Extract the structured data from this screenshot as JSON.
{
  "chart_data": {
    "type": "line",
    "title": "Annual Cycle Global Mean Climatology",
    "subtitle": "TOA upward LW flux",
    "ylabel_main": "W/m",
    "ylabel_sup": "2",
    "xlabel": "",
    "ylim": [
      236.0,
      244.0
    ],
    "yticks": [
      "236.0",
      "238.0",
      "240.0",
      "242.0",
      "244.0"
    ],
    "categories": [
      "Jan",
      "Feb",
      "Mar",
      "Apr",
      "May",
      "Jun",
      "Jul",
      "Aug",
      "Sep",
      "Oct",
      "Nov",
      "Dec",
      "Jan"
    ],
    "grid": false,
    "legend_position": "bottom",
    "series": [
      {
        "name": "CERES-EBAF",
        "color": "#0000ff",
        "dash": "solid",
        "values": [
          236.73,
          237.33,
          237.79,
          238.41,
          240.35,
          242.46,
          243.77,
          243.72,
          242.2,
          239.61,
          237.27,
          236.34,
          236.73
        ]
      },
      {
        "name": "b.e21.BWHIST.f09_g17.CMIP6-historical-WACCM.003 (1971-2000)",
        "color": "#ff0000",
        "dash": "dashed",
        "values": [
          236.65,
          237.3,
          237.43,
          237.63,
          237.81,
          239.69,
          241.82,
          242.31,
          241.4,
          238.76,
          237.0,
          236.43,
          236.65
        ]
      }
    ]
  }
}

================

Give the entries again in full, exactly as they are written.

Extract the structured data from this screenshot as JSON.
{
  "chart_data": {
    "type": "line",
    "title": "Annual Cycle Global Mean Climatology",
    "subtitle": "TOA upward LW flux",
    "ylabel_main": "W/m",
    "ylabel_sup": "2",
    "xlabel": "",
    "ylim": [
      236.0,
      244.0
    ],
    "yticks": [
      "236.0",
      "238.0",
      "240.0",
      "242.0",
      "244.0"
    ],
    "categories": [
      "Jan",
      "Feb",
      "Mar",
      "Apr",
      "May",
      "Jun",
      "Jul",
      "Aug",
      "Sep",
      "Oct",
      "Nov",
      "Dec",
      "Jan"
    ],
    "grid": false,
    "legend_position": "bottom",
    "series": [
      {
        "name": "CERES-EBAF",
        "color": "#0000ff",
        "dash": "solid",
        "values": [
          236.73,
          237.33,
          237.79,
          238.41,
          240.35,
          242.46,
          243.77,
          243.72,
          242.2,
          239.61,
          237.27,
          236.34,
          236.73
        ]
      },
      {
        "name": "b.e21.BWHIST.f09_g17.CMIP6-historical-WACCM.003 (1971-2000)",
        "color": "#ff0000",
        "dash": "dashed",
        "values": [
          236.65,
          237.3,
          237.43,
          237.63,
          237.81,
          239.69,
          241.82,
          242.31,
          241.4,
          238.76,
          237.0,
          236.43,
          236.65
        ]
      }
    ]
  }
}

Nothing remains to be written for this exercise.